WRITTEN TASK:
The data must be returned in full and exactly as given.

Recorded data
######
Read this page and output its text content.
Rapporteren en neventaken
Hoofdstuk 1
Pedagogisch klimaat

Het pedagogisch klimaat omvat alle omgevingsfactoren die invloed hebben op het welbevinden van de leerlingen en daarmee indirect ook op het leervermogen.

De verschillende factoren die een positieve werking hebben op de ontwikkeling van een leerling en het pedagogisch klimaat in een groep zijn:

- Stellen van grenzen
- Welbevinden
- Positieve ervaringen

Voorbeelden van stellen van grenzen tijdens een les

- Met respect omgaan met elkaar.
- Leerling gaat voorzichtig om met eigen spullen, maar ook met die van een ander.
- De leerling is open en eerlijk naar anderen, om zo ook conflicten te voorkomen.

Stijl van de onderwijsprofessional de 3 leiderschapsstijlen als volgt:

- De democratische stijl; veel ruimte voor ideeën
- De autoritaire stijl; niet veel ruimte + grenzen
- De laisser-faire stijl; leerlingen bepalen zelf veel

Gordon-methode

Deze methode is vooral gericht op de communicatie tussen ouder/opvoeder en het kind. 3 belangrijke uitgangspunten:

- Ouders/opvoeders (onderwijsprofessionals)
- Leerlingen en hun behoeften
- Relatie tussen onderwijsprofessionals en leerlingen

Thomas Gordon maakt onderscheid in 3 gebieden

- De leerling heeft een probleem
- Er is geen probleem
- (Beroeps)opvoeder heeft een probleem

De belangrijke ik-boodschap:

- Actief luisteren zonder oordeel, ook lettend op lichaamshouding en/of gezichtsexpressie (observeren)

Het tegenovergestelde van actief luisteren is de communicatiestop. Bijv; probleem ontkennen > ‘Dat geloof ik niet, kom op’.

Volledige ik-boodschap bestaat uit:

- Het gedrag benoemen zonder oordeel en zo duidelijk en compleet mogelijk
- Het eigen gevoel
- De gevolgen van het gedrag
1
######
TASK RESULT:
Read this page and output its text content.
Rapporteren en neventaken
Hoofdstuk 1
Pedagogisch klimaat

Het pedagogisch klimaat omvat alle omgevingsfactoren die invloed hebben op het welbevinden van de leerlingen en daarmee indirect ook op het leervermogen.

De verschillende factoren die een positieve werking hebben op de ontwikkeling van een leerling en het pedagogisch klimaat in een groep zijn:

- Stellen van grenzen
- Welbevinden
- Positieve ervaringen

Voorbeelden van stellen van grenzen tijdens een les

- Met respect omgaan met elkaar.
- Leerling gaat voorzichtig om met eigen spullen, maar ook met die van een ander.
- De leerling is open en eerlijk naar anderen, om zo ook conflicten te voorkomen.

Stijl van de onderwijsprofessional de 3 leiderschapsstijlen als volgt:

- De democratische stijl; veel ruimte voor ideeën
- De autoritaire stijl; niet veel ruimte + grenzen
- De laisser-faire stijl; leerlingen bepalen zelf veel

Gordon-methode

Deze methode is vooral gericht op de communicatie tussen ouder/opvoeder en het kind. 3 belangrijke uitgangspunten:

- Ouders/opvoeders (onderwijsprofessionals)
- Leerlingen en hun behoeften
- Relatie tussen onderwijsprofessionals en leerlingen

Thomas Gordon maakt onderscheid in 3 gebieden

- De leerling heeft een probleem
- Er is geen probleem
- (Beroeps)opvoeder heeft een probleem

De belangrijke ik-boodschap:

- Actief luisteren zonder oordeel, ook lettend op lichaamshouding en/of gezichtsexpressie (observeren)

Het tegenovergestelde van actief luisteren is de communicatiestop. Bijv; probleem ontkennen > ‘Dat geloof ik niet, kom op’.

Volledige ik-boodschap bestaat uit:

- Het gedrag benoemen zonder oordeel en zo duidelijk en compleet mogelijk
- Het eigen gevoel
- De gevolgen van het gedrag
1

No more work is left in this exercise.